▽
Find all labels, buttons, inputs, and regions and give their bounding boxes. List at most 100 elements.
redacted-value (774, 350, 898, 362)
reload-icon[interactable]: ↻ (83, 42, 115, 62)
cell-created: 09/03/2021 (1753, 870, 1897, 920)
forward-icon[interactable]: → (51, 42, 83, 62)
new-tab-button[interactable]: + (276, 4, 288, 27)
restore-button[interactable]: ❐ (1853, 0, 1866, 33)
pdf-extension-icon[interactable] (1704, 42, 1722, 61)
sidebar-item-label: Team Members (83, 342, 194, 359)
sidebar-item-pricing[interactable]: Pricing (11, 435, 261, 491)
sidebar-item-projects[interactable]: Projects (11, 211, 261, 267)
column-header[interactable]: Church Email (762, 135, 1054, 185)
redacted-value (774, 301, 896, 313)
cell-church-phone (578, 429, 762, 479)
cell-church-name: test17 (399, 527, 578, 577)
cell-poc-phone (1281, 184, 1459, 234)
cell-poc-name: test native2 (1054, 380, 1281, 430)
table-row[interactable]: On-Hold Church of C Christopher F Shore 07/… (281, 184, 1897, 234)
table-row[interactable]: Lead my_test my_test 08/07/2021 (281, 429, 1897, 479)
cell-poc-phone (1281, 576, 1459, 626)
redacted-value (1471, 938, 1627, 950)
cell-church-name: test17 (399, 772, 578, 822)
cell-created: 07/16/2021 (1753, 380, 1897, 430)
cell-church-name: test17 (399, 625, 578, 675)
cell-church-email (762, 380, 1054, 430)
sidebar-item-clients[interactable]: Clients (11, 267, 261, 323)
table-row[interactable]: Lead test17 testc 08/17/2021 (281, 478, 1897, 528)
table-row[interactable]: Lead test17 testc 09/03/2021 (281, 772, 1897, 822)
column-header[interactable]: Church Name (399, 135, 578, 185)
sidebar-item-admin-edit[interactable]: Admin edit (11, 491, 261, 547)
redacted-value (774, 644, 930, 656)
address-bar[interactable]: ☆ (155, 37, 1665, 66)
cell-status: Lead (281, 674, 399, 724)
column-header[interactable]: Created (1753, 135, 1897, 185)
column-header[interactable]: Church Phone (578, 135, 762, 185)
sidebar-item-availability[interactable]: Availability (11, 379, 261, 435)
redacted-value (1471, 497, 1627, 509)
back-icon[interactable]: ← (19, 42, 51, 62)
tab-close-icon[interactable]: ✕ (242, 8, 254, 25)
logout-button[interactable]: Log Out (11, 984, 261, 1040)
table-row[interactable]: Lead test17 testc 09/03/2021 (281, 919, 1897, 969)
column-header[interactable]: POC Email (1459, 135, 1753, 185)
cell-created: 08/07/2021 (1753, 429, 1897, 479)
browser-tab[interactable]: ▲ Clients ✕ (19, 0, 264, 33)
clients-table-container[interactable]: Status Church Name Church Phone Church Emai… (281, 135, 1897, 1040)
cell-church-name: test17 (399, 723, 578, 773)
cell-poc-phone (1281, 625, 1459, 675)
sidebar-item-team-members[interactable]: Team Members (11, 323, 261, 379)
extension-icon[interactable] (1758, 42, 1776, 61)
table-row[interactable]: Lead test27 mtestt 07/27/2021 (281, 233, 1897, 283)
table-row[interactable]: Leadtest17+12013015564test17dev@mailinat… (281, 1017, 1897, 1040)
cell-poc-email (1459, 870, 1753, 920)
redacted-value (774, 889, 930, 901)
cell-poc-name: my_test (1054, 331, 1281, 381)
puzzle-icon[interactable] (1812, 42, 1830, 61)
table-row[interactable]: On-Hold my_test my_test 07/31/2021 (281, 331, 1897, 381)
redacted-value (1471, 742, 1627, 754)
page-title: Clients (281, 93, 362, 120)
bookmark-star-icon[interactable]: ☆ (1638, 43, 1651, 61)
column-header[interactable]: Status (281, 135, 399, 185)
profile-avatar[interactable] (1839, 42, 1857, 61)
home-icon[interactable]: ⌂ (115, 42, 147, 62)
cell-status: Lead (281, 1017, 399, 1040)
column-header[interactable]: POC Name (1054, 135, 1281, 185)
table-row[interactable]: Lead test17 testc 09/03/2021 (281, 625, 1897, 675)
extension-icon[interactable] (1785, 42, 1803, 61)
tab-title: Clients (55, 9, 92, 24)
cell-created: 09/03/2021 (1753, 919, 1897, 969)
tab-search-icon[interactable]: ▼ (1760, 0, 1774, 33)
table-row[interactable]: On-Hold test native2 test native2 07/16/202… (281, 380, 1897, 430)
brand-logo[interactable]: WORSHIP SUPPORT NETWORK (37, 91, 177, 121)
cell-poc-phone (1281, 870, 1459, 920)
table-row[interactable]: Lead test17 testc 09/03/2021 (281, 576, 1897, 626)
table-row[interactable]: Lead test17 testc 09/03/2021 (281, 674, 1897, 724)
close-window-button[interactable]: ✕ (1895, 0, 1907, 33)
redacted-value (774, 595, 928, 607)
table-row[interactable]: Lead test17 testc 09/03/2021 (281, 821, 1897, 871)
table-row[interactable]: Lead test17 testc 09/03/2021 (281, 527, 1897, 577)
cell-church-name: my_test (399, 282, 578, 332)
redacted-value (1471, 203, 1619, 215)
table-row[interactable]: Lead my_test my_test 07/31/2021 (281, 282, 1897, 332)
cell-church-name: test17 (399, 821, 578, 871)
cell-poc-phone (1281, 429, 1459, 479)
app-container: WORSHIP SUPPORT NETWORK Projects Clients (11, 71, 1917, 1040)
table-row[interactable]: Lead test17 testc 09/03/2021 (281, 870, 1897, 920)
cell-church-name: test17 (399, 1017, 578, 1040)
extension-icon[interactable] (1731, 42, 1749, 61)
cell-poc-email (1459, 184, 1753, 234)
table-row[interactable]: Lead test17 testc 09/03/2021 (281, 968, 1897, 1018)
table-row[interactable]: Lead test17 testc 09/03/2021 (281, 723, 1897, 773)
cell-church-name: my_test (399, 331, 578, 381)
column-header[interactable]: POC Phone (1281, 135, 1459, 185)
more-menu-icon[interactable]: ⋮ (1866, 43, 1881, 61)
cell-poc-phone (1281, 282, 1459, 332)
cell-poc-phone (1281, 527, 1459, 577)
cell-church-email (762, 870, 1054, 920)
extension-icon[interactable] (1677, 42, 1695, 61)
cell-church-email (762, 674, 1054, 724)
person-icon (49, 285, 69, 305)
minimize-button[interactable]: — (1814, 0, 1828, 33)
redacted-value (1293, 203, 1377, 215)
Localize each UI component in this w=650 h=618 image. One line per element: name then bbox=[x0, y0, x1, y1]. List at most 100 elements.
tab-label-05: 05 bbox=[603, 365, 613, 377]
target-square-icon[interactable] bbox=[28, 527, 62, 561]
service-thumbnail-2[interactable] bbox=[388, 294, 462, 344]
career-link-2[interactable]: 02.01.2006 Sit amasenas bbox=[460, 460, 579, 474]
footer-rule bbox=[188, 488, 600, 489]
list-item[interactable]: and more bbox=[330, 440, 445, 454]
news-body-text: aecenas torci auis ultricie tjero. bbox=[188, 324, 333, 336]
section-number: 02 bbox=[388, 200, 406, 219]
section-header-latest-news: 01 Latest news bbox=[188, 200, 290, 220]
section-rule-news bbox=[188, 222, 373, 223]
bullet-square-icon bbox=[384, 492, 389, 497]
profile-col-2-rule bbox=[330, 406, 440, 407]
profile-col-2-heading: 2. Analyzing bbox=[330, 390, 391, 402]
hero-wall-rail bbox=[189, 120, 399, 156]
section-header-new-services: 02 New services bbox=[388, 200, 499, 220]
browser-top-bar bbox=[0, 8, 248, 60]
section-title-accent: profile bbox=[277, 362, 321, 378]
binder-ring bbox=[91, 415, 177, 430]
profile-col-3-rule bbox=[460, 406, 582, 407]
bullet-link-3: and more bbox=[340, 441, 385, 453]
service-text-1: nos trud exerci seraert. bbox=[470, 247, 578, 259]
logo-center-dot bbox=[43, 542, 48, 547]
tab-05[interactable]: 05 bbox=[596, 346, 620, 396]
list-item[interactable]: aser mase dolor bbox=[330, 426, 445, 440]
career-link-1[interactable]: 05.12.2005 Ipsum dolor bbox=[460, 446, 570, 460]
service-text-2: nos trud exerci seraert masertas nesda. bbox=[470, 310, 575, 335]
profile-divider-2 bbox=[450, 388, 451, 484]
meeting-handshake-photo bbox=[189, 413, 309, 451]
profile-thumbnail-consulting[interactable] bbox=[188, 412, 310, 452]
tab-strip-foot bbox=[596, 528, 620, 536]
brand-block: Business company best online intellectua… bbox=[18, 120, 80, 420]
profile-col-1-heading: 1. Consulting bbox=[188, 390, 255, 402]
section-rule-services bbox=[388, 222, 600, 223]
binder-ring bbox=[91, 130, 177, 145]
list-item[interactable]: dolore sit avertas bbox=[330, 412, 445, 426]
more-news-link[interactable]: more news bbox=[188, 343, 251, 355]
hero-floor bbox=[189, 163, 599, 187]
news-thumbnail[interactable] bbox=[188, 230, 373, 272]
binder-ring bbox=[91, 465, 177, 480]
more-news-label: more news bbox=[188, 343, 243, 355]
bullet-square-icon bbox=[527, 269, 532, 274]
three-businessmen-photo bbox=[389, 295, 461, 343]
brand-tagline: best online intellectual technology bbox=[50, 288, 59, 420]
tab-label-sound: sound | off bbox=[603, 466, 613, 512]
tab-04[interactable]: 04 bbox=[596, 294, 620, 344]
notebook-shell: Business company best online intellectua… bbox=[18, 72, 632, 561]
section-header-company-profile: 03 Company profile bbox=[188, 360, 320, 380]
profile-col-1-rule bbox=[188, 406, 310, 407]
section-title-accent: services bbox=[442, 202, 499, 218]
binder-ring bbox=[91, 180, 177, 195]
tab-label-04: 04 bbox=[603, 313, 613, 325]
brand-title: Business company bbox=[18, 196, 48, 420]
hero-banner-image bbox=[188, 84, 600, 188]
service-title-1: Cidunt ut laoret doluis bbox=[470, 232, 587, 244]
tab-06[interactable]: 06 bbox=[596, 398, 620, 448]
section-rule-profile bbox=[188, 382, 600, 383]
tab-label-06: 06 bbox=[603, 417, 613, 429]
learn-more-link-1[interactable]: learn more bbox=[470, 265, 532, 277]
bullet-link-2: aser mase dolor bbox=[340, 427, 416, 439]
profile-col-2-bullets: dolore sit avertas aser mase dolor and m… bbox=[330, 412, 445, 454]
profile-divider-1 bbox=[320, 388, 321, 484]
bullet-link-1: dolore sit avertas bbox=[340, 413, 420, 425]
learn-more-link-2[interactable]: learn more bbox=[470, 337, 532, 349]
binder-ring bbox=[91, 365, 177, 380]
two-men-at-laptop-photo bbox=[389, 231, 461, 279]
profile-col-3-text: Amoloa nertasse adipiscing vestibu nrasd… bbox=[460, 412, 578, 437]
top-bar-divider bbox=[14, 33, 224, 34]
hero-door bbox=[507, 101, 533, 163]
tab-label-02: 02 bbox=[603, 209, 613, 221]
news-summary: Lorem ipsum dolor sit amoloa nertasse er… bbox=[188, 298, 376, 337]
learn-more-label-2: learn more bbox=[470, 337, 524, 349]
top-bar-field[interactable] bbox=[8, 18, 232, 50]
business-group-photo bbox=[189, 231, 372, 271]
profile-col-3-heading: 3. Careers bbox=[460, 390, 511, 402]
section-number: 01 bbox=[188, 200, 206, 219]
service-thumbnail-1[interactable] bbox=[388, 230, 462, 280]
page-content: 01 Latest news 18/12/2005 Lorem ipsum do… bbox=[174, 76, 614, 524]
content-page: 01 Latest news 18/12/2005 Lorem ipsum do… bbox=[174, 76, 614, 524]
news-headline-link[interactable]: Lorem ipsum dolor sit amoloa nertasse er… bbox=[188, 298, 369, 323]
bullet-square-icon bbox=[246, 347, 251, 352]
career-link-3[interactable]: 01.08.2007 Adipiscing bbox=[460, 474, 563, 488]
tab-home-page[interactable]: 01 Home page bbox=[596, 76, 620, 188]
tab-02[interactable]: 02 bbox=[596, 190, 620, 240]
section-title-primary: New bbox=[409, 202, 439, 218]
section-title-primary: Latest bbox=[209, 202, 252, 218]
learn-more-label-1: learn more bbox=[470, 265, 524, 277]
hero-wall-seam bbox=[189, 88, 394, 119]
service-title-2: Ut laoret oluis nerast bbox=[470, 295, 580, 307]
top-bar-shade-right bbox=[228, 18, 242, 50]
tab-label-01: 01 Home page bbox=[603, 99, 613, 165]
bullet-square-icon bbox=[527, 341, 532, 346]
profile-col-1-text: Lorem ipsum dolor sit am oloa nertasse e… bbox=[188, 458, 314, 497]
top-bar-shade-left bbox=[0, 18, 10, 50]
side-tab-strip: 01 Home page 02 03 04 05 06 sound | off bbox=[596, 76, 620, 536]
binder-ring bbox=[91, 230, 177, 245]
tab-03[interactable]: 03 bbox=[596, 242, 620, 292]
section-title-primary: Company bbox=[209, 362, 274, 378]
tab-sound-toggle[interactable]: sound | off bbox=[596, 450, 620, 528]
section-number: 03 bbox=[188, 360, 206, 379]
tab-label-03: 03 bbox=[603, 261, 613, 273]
△
▸ The request:
Please write out the items from the very first line through the line containing "column-header[interactable]: Church Email", both ends included.

▸ Exercise result:
Find all labels, buttons, inputs, and regions and give their bounding boxes. List at most 100 elements.
redacted-value (774, 350, 898, 362)
reload-icon[interactable]: ↻ (83, 42, 115, 62)
cell-created: 09/03/2021 (1753, 870, 1897, 920)
forward-icon[interactable]: → (51, 42, 83, 62)
new-tab-button[interactable]: + (276, 4, 288, 27)
restore-button[interactable]: ❐ (1853, 0, 1866, 33)
pdf-extension-icon[interactable] (1704, 42, 1722, 61)
sidebar-item-label: Team Members (83, 342, 194, 359)
sidebar-item-pricing[interactable]: Pricing (11, 435, 261, 491)
sidebar-item-projects[interactable]: Projects (11, 211, 261, 267)
column-header[interactable]: Church Email (762, 135, 1054, 185)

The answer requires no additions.